**What the task requires**
Please write out the material below exactly as given.

**Source records**
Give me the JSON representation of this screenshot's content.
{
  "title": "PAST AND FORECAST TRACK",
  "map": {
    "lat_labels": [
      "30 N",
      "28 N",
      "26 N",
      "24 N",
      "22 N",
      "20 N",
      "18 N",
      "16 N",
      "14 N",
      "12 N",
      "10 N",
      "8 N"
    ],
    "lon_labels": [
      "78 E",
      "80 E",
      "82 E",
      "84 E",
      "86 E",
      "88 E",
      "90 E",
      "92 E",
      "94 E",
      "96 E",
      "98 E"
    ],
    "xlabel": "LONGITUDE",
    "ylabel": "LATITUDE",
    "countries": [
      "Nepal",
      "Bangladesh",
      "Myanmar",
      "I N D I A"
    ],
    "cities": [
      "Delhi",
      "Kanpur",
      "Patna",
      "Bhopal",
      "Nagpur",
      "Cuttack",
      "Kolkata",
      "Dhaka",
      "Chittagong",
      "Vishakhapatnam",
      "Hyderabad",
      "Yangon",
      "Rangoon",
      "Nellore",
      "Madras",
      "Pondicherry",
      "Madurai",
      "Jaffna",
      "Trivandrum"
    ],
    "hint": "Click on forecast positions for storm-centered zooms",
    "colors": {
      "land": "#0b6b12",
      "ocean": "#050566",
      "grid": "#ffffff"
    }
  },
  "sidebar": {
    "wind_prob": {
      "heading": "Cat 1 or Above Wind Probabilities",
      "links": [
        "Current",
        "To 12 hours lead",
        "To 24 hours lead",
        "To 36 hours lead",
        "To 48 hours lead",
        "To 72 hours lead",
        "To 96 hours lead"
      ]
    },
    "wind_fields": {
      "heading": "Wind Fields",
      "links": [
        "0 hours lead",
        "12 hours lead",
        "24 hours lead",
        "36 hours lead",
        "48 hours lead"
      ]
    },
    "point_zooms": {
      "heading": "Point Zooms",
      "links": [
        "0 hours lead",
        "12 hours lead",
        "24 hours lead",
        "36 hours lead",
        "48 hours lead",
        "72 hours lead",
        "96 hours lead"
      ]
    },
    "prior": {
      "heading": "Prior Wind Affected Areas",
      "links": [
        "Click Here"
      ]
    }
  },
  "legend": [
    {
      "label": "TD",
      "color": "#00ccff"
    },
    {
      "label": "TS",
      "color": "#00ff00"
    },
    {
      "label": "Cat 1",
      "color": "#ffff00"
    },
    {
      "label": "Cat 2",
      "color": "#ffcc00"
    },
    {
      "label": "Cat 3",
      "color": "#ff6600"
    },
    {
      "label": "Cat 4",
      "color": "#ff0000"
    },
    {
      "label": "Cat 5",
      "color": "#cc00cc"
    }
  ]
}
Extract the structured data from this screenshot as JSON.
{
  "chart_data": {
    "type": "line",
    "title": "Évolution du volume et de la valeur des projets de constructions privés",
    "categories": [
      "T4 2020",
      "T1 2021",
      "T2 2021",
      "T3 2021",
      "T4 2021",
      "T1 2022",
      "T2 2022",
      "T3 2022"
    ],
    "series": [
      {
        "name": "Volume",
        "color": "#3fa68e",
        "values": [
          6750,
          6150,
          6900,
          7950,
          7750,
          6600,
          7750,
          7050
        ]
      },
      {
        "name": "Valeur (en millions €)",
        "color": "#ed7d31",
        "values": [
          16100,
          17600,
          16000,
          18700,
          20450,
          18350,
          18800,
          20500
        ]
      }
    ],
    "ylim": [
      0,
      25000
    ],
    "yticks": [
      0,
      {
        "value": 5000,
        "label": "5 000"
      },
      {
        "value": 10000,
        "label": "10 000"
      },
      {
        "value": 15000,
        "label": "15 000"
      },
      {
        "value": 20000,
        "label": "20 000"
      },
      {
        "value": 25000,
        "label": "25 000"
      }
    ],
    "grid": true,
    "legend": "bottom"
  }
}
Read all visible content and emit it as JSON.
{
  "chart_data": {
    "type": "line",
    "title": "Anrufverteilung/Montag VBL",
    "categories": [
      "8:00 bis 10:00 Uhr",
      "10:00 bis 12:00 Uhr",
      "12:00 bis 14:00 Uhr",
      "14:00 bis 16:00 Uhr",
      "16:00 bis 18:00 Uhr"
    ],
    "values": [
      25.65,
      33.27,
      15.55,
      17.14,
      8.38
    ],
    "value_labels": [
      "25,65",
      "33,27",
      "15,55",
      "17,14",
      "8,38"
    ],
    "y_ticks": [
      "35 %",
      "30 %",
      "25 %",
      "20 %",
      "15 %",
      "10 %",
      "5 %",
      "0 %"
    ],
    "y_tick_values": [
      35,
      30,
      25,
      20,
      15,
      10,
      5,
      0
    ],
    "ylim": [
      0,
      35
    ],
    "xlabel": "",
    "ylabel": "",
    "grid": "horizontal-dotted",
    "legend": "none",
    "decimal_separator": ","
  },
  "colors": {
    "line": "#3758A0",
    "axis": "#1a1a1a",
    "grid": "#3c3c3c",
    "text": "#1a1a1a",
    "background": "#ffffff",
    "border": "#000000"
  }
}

**Result**
Give me the JSON representation of this screenshot's content.
{
  "title": "PAST AND FORECAST TRACK",
  "map": {
    "lat_labels": [
      "30 N",
      "28 N",
      "26 N",
      "24 N",
      "22 N",
      "20 N",
      "18 N",
      "16 N",
      "14 N",
      "12 N",
      "10 N",
      "8 N"
    ],
    "lon_labels": [
      "78 E",
      "80 E",
      "82 E",
      "84 E",
      "86 E",
      "88 E",
      "90 E",
      "92 E",
      "94 E",
      "96 E",
      "98 E"
    ],
    "xlabel": "LONGITUDE",
    "ylabel": "LATITUDE",
    "countries": [
      "Nepal",
      "Bangladesh",
      "Myanmar",
      "I N D I A"
    ],
    "cities": [
      "Delhi",
      "Kanpur",
      "Patna",
      "Bhopal",
      "Nagpur",
      "Cuttack",
      "Kolkata",
      "Dhaka",
      "Chittagong",
      "Vishakhapatnam",
      "Hyderabad",
      "Yangon",
      "Rangoon",
      "Nellore",
      "Madras",
      "Pondicherry",
      "Madurai",
      "Jaffna",
      "Trivandrum"
    ],
    "hint": "Click on forecast positions for storm-centered zooms",
    "colors": {
      "land": "#0b6b12",
      "ocean": "#050566",
      "grid": "#ffffff"
    }
  },
  "sidebar": {
    "wind_prob": {
      "heading": "Cat 1 or Above Wind Probabilities",
      "links": [
        "Current",
        "To 12 hours lead",
        "To 24 hours lead",
        "To 36 hours lead",
        "To 48 hours lead",
        "To 72 hours lead",
        "To 96 hours lead"
      ]
    },
    "wind_fields": {
      "heading": "Wind Fields",
      "links": [
        "0 hours lead",
        "12 hours lead",
        "24 hours lead",
        "36 hours lead",
        "48 hours lead"
      ]
    },
    "point_zooms": {
      "heading": "Point Zooms",
      "links": [
        "0 hours lead",
        "12 hours lead",
        "24 hours lead",
        "36 hours lead",
        "48 hours lead",
        "72 hours lead",
        "96 hours lead"
      ]
    },
    "prior": {
      "heading": "Prior Wind Affected Areas",
      "links": [
        "Click Here"
      ]
    }
  },
  "legend": [
    {
      "label": "TD",
      "color": "#00ccff"
    },
    {
      "label": "TS",
      "color": "#00ff00"
    },
    {
      "label": "Cat 1",
      "color": "#ffff00"
    },
    {
      "label": "Cat 2",
      "color": "#ffcc00"
    },
    {
      "label": "Cat 3",
      "color": "#ff6600"
    },
    {
      "label": "Cat 4",
      "color": "#ff0000"
    },
    {
      "label": "Cat 5",
      "color": "#cc00cc"
    }
  ]
}
Extract the structured data from this screenshot as JSON.
{
  "chart_data": {
    "type": "line",
    "title": "Évolution du volume et de la valeur des projets de constructions privés",
    "categories": [
      "T4 2020",
      "T1 2021",
      "T2 2021",
      "T3 2021",
      "T4 2021",
      "T1 2022",
      "T2 2022",
      "T3 2022"
    ],
    "series": [
      {
        "name": "Volume",
        "color": "#3fa68e",
        "values": [
          6750,
          6150,
          6900,
          7950,
          7750,
          6600,
          7750,
          7050
        ]
      },
      {
        "name": "Valeur (en millions €)",
        "color": "#ed7d31",
        "values": [
          16100,
          17600,
          16000,
          18700,
          20450,
          18350,
          18800,
          20500
        ]
      }
    ],
    "ylim": [
      0,
      25000
    ],
    "yticks": [
      0,
      {
        "value": 5000,
        "label": "5 000"
      },
      {
        "value": 10000,
        "label": "10 000"
      },
      {
        "value": 15000,
        "label": "15 000"
      },
      {
        "value": 20000,
        "label": "20 000"
      },
      {
        "value": 25000,
        "label": "25 000"
      }
    ],
    "grid": true,
    "legend": "bottom"
  }
}
Read all visible content and emit it as JSON.
{
  "chart_data": {
    "type": "line",
    "title": "Anrufverteilung/Montag VBL",
    "categories": [
      "8:00 bis 10:00 Uhr",
      "10:00 bis 12:00 Uhr",
      "12:00 bis 14:00 Uhr",
      "14:00 bis 16:00 Uhr",
      "16:00 bis 18:00 Uhr"
    ],
    "values": [
      25.65,
      33.27,
      15.55,
      17.14,
      8.38
    ],
    "value_labels": [
      "25,65",
      "33,27",
      "15,55",
      "17,14",
      "8,38"
    ],
    "y_ticks": [
      "35 %",
      "30 %",
      "25 %",
      "20 %",
      "15 %",
      "10 %",
      "5 %",
      "0 %"
    ],
    "y_tick_values": [
      35,
      30,
      25,
      20,
      15,
      10,
      5,
      0
    ],
    "ylim": [
      0,
      35
    ],
    "xlabel": "",
    "ylabel": "",
    "grid": "horizontal-dotted",
    "legend": "none",
    "decimal_separator": ","
  },
  "colors": {
    "line": "#3758A0",
    "axis": "#1a1a1a",
    "grid": "#3c3c3c",
    "text": "#1a1a1a",
    "background": "#ffffff",
    "border": "#000000"
  }
}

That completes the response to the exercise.